What you are asked to do: Copy every line of the listing that holds the string "coderschool".

Input:
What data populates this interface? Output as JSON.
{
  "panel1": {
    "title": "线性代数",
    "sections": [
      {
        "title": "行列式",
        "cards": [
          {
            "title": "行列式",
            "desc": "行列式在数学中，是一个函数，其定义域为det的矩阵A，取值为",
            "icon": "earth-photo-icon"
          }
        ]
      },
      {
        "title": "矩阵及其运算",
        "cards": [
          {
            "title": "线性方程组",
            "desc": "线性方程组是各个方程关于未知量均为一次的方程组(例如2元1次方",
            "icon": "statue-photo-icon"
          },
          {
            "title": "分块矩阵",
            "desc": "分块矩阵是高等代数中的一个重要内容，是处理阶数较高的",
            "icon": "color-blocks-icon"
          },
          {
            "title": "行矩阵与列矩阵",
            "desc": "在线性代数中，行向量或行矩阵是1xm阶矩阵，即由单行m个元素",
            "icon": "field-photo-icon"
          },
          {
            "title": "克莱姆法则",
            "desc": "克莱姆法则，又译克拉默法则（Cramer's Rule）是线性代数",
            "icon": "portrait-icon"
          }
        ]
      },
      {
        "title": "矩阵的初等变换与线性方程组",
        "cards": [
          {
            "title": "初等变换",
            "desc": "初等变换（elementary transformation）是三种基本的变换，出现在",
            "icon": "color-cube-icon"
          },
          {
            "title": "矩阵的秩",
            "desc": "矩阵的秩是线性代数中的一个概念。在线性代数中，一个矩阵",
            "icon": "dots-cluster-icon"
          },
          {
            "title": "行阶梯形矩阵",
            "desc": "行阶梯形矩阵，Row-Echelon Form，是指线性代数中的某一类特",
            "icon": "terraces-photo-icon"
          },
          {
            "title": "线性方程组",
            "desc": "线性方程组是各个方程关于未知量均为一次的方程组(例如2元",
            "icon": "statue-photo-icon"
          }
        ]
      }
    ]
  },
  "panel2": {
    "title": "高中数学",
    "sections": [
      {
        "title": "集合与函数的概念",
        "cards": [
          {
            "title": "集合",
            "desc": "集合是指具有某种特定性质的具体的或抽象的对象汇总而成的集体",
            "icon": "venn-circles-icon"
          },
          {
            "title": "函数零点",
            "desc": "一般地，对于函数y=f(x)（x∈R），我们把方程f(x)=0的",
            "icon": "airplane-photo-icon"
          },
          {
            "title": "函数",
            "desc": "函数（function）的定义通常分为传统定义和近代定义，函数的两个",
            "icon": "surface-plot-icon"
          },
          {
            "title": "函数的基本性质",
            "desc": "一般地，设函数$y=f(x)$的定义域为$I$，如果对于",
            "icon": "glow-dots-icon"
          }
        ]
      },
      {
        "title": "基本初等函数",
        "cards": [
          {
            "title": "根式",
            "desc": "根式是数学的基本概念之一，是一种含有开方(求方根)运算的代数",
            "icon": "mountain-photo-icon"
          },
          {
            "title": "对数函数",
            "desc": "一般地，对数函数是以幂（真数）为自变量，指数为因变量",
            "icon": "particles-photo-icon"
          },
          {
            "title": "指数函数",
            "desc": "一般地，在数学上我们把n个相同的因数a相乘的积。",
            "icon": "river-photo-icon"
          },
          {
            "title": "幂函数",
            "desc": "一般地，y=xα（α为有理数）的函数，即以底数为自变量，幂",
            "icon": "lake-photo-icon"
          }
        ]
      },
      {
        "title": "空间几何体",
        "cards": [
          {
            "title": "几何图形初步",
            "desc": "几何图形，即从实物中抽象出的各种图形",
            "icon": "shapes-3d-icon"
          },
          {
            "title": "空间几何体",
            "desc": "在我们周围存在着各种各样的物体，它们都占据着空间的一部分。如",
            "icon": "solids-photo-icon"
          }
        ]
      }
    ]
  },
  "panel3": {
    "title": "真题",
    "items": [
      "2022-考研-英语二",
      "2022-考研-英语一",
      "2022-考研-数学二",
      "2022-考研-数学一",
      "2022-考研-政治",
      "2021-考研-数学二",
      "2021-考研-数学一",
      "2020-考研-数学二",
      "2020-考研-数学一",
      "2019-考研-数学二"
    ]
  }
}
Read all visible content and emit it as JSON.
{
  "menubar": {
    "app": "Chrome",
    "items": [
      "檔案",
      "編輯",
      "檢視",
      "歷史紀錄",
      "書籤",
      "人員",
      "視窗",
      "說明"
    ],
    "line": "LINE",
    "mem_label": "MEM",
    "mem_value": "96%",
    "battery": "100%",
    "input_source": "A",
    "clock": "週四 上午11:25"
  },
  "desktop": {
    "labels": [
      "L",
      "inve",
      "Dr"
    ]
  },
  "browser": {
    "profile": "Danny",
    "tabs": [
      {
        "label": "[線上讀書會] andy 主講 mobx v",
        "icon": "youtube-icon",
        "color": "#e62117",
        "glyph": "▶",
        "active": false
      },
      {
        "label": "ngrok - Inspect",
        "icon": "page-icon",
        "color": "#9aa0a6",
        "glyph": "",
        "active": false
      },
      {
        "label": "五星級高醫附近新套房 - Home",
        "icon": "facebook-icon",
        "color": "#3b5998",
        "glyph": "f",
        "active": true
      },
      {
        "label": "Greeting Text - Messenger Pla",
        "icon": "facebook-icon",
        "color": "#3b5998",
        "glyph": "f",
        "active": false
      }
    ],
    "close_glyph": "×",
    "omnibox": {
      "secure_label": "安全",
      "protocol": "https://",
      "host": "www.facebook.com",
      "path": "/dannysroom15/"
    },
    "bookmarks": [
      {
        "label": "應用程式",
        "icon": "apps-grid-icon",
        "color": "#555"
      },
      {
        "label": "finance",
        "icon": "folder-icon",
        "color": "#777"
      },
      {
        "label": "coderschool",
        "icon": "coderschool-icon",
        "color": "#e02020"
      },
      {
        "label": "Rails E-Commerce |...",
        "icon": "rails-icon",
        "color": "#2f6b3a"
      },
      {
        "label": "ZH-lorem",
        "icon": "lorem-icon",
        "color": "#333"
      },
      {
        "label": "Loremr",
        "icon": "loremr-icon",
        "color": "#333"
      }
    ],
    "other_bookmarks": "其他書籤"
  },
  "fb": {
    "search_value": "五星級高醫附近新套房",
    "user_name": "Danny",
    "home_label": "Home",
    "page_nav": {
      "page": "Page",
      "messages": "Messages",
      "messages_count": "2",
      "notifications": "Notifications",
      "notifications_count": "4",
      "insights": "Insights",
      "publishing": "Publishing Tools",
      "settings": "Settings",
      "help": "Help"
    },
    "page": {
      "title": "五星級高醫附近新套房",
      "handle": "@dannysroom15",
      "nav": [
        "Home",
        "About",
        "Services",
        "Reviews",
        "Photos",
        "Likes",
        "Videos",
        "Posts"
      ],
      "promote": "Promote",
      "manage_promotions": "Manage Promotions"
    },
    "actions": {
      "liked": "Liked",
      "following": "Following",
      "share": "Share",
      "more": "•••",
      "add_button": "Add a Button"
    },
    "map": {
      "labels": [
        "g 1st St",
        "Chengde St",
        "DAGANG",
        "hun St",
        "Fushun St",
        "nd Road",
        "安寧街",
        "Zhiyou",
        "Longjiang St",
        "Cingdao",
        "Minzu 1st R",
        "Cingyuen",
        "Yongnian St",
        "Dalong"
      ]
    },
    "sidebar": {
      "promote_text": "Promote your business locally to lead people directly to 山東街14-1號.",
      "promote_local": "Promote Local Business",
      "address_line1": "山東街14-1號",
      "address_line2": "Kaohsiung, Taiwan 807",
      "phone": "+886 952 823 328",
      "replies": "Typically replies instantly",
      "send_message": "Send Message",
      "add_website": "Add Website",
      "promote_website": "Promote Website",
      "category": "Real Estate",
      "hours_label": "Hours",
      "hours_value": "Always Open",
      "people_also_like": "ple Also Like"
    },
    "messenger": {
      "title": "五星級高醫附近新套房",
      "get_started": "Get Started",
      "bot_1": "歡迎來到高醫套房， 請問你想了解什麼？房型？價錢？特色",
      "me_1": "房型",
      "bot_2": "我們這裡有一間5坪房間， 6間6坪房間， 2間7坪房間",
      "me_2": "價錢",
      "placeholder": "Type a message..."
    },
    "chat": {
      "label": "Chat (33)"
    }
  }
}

Worked solution:
        "label": "coderschool",
        "icon": "coderschool-icon",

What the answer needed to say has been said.